Passage provided —
## START

# RAID block consistency check: which block is correct?

## halfgaar

Hi,

The Gentoo wiki page on software raid says this:

 *Quote:*   

> Normally, RAID passively detects bad blocks. If a read error occurs, the data is reconstructed from the rest of the array, and the bad block is rewritten. If the block can not be rewritten, the defective disk is kicked out of the active array.
> 
> Once the defective drive is replaced, reconstruction will cause all blocks of the remaining drives to be read. If this process runs across a previously undetected bad block on the remaining drives, another drive will be marked as failed, making RAID5 unusable. The larger the disks, the higher the odds that passive bad block detection will be inadaquate. Therefore, with today's large disks it is important to actively perform data scrubbing on your array.
> 
> With a modern (>=2.6.16) kernel, this command will initiate a data consistency and bad block check, reading all blocks, checking them for consistency, and attempting to rewrite inconsistent blocks and bad blocks.

## END

Recorded data —
## START

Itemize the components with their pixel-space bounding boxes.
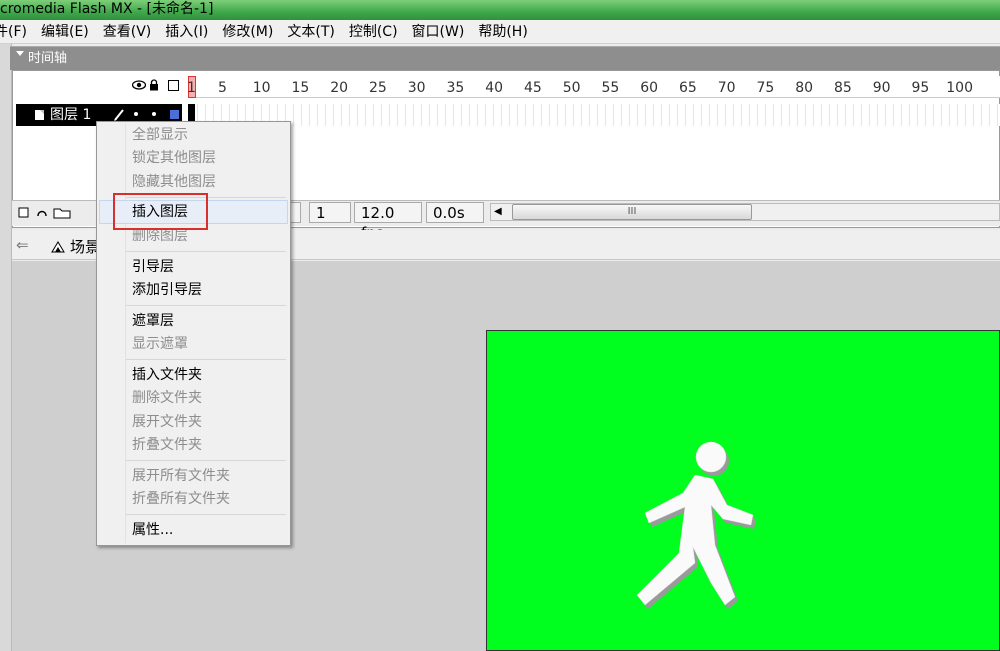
ruler-tick-label: 35	[446, 80, 465, 96]
ruler-tick-label: 70	[717, 80, 736, 96]
menu-view[interactable]: 查看(V)	[96, 20, 159, 44]
frame-cells[interactable]	[190, 104, 1000, 126]
elapsed-time: 0.0s	[426, 202, 484, 223]
menu-item-show-all: 全部显示	[132, 127, 188, 143]
ruler-tick-label: 85	[834, 80, 852, 96]
menu-item-delete-folder: 删除文件夹	[132, 390, 202, 406]
ruler-tick-label: 90	[872, 80, 891, 96]
tools-panel-edge	[0, 44, 12, 651]
ruler-tick-label: 15	[291, 80, 310, 96]
ruler-tick-label: 50	[562, 80, 581, 96]
layer-name: 图层 1	[50, 107, 92, 123]
menu-item-mask[interactable]: 遮罩层	[132, 311, 174, 331]
add-layer-icons[interactable]	[18, 205, 72, 219]
layer-header-row	[14, 76, 188, 98]
ruler-tick-label: 95	[911, 80, 930, 96]
menu-item-expand-folder: 展开文件夹	[132, 414, 202, 430]
stage[interactable]	[486, 330, 1000, 651]
menu-item-insert-folder[interactable]: 插入文件夹	[132, 365, 202, 385]
ruler-tick-label: 80	[795, 80, 814, 96]
back-arrow-icon[interactable]: ⇐	[16, 236, 29, 254]
ruler-tick-label: 75	[756, 80, 775, 96]
ruler-tick-label: 30	[407, 80, 426, 96]
ruler-tick-label: 100	[946, 80, 973, 96]
ruler-tick-label: 60	[640, 80, 659, 96]
ruler-tick-label: 25	[369, 80, 387, 96]
menu-control[interactable]: 控制(C)	[342, 20, 405, 44]
menu-window[interactable]: 窗口(W)	[405, 20, 472, 44]
menu-item-properties[interactable]: 属性...	[132, 520, 173, 540]
visibility-dot[interactable]	[134, 112, 138, 116]
lock-icon[interactable]	[149, 79, 159, 91]
menu-item-collapse-all-folders: 折叠所有文件夹	[132, 491, 230, 507]
ruler-tick-label: 40	[485, 80, 504, 96]
ruler-tick-label: 65	[679, 80, 697, 96]
current-frame: 1	[309, 202, 351, 223]
scene-icon	[51, 241, 65, 253]
ruler-tick-label: 20	[330, 80, 349, 96]
menu-item-guide[interactable]: 引导层	[132, 257, 174, 277]
menu-bar: 件(F) 编辑(E) 查看(V) 插入(I) 修改(M) 文本(T) 控制(C) 窗口(W) 帮…	[0, 20, 1000, 44]
pencil-icon	[114, 109, 124, 121]
collapse-triangle-icon[interactable]	[16, 51, 24, 56]
menu-item-expand-all-folders: 展开所有文件夹	[132, 468, 230, 484]
window-title: cromedia Flash MX - [未命名-1]	[0, 0, 1000, 20]
scroll-thumb[interactable]: III	[512, 204, 752, 220]
eye-icon[interactable]	[132, 80, 146, 90]
outline-square-icon[interactable]	[168, 80, 179, 91]
ruler-tick-label: 10	[252, 80, 271, 96]
frame-rate: 12.0 fps	[354, 202, 422, 242]
ruler-tick-label: 55	[601, 80, 620, 96]
ruler-tick-label: 1	[187, 80, 196, 96]
menu-item-show-masking: 显示遮罩	[132, 336, 188, 352]
menu-insert[interactable]: 插入(I)	[158, 20, 215, 44]
lock-dot[interactable]	[152, 112, 156, 116]
menu-item-add-motion-guide[interactable]: 添加引导层	[132, 280, 202, 300]
menu-item-collapse-folder: 折叠文件夹	[132, 437, 202, 453]
scroll-left-arrow-icon[interactable]: ◀	[494, 206, 502, 217]
timeline-title: 时间轴	[28, 51, 68, 66]
ruler-tick-label: 45	[524, 80, 542, 96]
menu-file[interactable]: 件(F)	[0, 20, 34, 44]
menu-edit[interactable]: 编辑(E)	[34, 20, 96, 44]
menu-text[interactable]: 文本(T)	[280, 20, 341, 44]
menu-item-hide-others: 隐藏其他图层	[132, 174, 216, 190]
ruler-tick-label: 5	[218, 80, 227, 96]
layer-page-icon	[35, 110, 44, 120]
annotation-highlight-box	[113, 193, 208, 230]
walking-figure-icon[interactable]	[623, 435, 763, 615]
timeline-panel-header[interactable]: 时间轴	[10, 46, 1000, 70]
menu-help[interactable]: 帮助(H)	[471, 20, 534, 44]
layer-outline-color[interactable]	[170, 110, 179, 119]
menu-modify[interactable]: 修改(M)	[215, 20, 280, 44]
menu-item-lock-others: 锁定其他图层	[132, 150, 216, 166]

## END

What you have to do — Print the entire forum post on RAID block consistency checks, reproducing every line without any change.

Task result —
# RAID block consistency check: which block is correct?

## halfgaar

Hi,

The Gentoo wiki page on software raid says this:

 *Quote:*   

> Normally, RAID passively detects bad blocks. If a read error occurs, the data is reconstructed from the rest of the array, and the bad block is rewritten. If the block can not be rewritten, the defective disk is kicked out of the active array.
> 
> Once the defective drive is replaced, reconstruction will cause all blocks of the remaining drives to be read. If this process runs across a previously undetected bad block on the remaining drives, another drive will be marked as failed, making RAID5 unusable. The larger the disks, the higher the odds that passive bad block detection will be inadaquate. Therefore, with today's large disks it is important to actively perform data scrubbing on your array.
> 
> With a modern (>=2.6.16) kernel, this command will initiate a data consistency and bad block check, reading all blocks, checking them for consistency, and attempting to rewrite inconsistent blocks and bad blocks.